>>>
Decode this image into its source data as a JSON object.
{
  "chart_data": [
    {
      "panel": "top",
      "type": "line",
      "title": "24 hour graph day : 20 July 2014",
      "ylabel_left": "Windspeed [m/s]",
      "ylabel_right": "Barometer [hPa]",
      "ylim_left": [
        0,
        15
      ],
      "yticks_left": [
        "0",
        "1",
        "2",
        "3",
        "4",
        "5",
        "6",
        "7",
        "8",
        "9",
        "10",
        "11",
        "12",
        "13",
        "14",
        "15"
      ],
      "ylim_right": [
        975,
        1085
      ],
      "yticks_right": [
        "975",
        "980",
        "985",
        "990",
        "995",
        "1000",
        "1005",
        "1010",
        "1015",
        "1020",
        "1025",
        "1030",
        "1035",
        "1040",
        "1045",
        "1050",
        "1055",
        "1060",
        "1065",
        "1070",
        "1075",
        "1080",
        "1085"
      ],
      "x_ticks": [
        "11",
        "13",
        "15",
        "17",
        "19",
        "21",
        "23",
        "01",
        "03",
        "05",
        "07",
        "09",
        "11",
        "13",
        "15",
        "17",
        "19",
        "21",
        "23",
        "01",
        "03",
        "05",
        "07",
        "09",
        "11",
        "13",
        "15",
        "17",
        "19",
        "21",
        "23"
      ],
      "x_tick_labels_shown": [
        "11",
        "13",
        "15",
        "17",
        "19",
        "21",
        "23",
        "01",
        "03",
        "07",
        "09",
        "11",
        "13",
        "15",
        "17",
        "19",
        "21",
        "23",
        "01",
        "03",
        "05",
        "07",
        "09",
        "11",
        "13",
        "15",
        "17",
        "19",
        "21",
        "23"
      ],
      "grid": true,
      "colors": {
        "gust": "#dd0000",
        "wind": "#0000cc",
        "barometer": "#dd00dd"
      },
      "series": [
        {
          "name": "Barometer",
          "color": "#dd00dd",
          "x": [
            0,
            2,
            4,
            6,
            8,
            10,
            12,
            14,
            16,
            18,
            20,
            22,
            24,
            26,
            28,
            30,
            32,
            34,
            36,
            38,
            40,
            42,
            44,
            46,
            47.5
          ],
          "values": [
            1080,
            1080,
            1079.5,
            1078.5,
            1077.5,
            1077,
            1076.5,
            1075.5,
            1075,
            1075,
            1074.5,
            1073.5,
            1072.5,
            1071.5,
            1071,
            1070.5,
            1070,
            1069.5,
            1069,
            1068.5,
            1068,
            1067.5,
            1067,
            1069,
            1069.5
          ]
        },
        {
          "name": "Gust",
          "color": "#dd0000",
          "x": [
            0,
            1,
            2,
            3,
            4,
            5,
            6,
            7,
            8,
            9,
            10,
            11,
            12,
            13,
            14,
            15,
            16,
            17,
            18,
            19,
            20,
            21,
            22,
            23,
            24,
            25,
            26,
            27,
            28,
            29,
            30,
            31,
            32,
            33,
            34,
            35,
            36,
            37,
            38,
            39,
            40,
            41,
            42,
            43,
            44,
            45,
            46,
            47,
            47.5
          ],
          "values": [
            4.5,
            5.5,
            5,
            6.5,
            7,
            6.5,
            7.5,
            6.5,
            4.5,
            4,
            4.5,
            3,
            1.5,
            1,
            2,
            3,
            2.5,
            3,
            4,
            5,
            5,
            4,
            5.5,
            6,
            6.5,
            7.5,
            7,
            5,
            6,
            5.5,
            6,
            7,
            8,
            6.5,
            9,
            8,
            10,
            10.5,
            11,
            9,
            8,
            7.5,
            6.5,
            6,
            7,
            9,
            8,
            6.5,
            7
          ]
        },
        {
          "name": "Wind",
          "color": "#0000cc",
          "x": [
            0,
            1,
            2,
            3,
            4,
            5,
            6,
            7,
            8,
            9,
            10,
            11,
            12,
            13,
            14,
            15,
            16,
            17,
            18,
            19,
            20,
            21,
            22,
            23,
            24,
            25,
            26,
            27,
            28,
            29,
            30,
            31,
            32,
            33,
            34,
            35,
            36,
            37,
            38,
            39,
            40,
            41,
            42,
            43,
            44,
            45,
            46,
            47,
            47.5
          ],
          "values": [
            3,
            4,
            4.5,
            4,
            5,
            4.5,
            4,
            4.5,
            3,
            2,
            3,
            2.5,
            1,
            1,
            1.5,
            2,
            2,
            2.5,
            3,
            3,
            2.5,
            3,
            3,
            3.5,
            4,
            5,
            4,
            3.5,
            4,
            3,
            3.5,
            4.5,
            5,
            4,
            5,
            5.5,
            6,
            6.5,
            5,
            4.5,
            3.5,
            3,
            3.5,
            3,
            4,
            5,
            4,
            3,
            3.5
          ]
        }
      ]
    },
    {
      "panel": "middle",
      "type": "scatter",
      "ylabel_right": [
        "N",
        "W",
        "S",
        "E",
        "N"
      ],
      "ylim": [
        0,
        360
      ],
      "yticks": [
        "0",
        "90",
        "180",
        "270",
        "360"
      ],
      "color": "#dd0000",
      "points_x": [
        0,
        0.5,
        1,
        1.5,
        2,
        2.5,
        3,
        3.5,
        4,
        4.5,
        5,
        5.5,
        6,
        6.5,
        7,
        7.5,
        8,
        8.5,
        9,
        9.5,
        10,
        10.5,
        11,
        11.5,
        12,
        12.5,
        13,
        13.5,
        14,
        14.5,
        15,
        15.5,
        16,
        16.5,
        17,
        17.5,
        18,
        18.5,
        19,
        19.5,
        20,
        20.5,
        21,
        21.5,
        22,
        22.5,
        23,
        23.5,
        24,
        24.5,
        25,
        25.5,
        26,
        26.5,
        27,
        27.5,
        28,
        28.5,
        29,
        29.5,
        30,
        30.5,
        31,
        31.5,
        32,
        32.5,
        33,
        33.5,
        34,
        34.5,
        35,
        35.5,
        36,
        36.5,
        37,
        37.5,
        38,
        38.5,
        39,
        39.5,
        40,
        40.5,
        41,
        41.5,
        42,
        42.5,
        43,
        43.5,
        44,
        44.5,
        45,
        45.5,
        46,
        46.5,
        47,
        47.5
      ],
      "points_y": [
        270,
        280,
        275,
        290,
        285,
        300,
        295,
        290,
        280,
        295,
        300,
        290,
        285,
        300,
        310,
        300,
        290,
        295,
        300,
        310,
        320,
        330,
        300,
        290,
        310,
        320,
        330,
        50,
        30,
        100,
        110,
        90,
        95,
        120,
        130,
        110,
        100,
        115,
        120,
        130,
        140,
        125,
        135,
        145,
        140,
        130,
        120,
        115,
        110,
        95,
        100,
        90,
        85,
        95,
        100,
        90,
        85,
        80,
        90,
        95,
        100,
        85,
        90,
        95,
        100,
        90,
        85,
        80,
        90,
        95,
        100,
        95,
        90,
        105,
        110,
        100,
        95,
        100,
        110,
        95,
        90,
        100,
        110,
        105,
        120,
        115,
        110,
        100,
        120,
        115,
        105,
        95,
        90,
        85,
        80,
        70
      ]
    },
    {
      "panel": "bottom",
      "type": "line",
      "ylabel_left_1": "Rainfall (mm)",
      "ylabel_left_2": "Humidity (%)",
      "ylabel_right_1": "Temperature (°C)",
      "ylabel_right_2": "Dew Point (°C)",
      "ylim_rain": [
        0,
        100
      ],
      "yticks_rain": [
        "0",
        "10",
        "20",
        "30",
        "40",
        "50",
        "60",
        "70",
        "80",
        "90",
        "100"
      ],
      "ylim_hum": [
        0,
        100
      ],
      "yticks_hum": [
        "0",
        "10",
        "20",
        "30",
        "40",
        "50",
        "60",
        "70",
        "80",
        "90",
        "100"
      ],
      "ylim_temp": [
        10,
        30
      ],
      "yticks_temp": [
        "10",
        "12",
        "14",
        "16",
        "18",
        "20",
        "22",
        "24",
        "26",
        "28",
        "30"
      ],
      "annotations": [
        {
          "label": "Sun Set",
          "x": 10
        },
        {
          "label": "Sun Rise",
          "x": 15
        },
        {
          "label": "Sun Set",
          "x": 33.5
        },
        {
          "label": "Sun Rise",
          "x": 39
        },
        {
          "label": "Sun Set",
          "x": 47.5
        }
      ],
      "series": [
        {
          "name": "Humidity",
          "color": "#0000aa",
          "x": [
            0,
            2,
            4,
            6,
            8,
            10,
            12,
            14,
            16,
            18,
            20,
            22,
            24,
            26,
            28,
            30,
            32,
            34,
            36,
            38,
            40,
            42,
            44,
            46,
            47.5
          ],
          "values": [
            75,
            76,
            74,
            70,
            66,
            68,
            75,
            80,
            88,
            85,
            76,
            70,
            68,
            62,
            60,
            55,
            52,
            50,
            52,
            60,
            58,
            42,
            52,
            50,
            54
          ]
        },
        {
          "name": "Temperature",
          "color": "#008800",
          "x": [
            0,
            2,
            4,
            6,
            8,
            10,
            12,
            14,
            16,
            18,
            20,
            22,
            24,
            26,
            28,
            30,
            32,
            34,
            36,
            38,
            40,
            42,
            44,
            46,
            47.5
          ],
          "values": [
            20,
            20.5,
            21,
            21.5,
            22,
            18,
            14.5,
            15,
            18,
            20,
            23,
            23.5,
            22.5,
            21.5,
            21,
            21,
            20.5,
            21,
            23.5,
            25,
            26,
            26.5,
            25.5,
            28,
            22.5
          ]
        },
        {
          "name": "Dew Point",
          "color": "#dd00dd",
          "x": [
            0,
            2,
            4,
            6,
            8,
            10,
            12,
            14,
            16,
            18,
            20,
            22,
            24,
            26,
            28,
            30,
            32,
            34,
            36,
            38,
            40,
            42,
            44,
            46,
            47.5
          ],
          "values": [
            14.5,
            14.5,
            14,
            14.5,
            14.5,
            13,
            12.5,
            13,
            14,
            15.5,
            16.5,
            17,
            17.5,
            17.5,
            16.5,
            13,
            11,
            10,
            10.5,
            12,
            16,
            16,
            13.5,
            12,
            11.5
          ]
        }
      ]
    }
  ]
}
<<<
● Exercise brief:
Look through the material above. Copy each line where the word "panel" appears.

● Result of the exercise:
      "panel": "top",
      "panel": "middle",
      "panel": "bottom",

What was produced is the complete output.